begin GIVEN ENTRIES

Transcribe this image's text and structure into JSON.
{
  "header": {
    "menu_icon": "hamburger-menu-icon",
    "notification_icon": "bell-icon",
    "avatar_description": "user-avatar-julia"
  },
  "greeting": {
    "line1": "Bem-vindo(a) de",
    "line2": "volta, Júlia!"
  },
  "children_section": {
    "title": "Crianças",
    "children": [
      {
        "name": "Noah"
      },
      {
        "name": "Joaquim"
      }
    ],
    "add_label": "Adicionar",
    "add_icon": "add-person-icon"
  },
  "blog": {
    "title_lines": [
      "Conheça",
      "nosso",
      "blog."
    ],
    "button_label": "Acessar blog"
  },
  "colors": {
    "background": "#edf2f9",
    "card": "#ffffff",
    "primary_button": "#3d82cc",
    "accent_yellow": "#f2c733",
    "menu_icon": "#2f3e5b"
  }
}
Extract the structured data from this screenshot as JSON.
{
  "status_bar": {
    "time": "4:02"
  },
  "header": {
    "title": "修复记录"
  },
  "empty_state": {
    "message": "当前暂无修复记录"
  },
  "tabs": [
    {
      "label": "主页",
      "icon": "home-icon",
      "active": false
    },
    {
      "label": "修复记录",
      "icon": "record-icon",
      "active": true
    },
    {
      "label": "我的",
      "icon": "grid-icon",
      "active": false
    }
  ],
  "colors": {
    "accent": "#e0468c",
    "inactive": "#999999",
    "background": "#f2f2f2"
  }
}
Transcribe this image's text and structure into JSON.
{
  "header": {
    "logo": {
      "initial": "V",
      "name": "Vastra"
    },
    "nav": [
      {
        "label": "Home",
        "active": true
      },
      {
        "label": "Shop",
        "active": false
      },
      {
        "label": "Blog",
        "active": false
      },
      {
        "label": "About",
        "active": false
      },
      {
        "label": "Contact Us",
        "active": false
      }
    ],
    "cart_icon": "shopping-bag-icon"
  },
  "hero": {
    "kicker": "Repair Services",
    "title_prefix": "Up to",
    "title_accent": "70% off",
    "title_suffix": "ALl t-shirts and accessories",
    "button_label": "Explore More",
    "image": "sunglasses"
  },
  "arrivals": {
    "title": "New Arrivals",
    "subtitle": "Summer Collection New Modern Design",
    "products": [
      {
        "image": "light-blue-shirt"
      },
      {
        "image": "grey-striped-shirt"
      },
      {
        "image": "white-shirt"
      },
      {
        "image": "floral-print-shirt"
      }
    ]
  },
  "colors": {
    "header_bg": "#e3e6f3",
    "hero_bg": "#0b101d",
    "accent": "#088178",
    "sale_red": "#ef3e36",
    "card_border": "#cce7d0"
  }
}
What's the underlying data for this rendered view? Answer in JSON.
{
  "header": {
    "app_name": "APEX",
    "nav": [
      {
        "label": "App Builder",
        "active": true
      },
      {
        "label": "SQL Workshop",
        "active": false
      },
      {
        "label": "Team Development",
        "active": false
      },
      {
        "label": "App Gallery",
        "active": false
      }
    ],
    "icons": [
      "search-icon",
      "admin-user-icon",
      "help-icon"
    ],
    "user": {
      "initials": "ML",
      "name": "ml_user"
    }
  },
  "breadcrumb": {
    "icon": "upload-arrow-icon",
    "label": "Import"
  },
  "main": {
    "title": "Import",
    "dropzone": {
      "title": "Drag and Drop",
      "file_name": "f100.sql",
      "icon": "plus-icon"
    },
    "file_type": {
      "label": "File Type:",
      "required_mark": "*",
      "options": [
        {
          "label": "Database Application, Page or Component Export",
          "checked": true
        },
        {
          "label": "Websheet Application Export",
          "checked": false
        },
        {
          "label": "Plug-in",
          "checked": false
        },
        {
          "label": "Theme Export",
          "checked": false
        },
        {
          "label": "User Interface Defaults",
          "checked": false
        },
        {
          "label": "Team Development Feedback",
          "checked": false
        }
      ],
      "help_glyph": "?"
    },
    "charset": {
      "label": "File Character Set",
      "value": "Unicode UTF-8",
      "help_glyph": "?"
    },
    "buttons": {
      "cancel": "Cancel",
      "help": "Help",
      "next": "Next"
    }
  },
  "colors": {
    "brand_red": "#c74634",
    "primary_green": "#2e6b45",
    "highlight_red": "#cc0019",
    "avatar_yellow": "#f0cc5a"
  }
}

end GIVEN ENTRIES

STATED GOAL: Gather each line from the entries above that includes the word "Application".

SOLUTION TO THIS PROBLEM:
          "label": "Database Application, Page or Component Export",
          "label": "Websheet Application Export",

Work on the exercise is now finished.